» **Stated goal**
Repeat the material verbatim and drop the pictures.

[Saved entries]

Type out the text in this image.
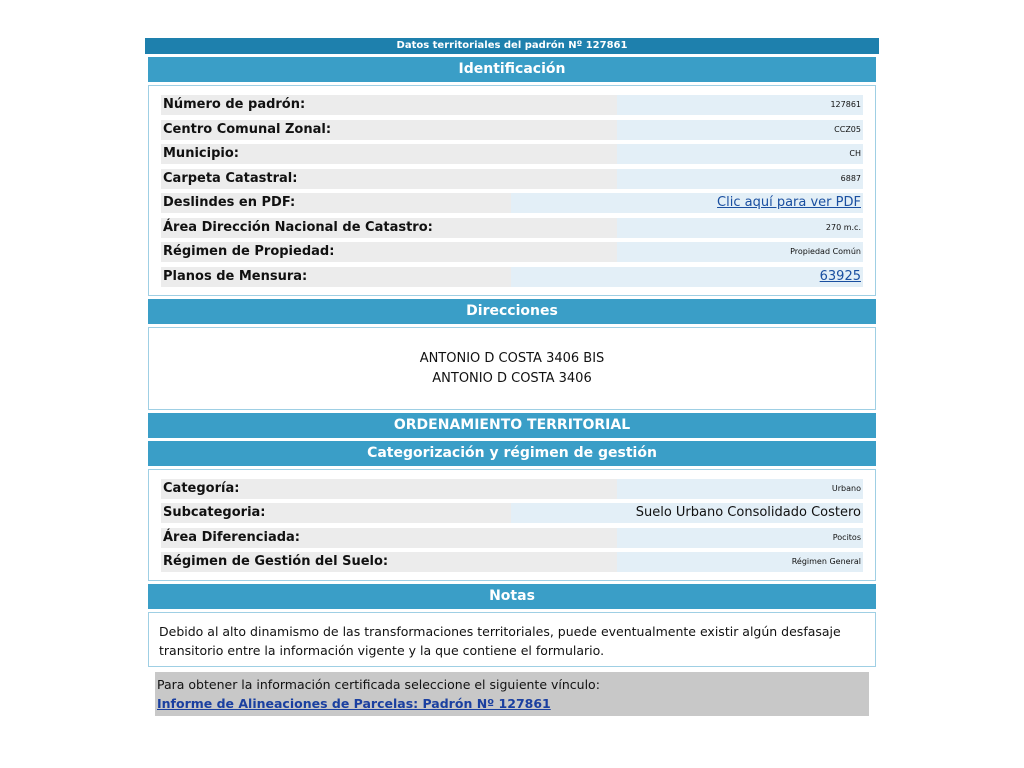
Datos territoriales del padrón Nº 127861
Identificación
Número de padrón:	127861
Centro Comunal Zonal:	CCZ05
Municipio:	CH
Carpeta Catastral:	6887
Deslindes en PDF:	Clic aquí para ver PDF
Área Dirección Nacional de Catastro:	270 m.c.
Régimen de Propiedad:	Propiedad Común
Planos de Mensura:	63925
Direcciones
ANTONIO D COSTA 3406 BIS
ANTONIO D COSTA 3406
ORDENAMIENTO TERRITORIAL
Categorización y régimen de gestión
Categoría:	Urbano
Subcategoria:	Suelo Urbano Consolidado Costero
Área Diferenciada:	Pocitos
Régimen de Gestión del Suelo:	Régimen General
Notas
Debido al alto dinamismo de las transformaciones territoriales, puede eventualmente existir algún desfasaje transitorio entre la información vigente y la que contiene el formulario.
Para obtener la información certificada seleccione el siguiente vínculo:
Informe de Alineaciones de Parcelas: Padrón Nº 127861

» **Solution for this task**
Type out the text in this image.
Datos territoriales del padrón Nº 127861
Identificación
Número de padrón:	127861
Centro Comunal Zonal:	CCZ05
Municipio:	CH
Carpeta Catastral:	6887
Deslindes en PDF:	Clic aquí para ver PDF
Área Dirección Nacional de Catastro:	270 m.c.
Régimen de Propiedad:	Propiedad Común
Planos de Mensura:	63925
Direcciones
ANTONIO D COSTA 3406 BIS
ANTONIO D COSTA 3406
ORDENAMIENTO TERRITORIAL
Categorización y régimen de gestión
Categoría:	Urbano
Subcategoria:	Suelo Urbano Consolidado Costero
Área Diferenciada:	Pocitos
Régimen de Gestión del Suelo:	Régimen General
Notas
Debido al alto dinamismo de las transformaciones territoriales, puede eventualmente existir algún desfasaje transitorio entre la información vigente y la que contiene el formulario.
Para obtener la información certificada seleccione el siguiente vínculo:
Informe de Alineaciones de Parcelas: Padrón Nº 127861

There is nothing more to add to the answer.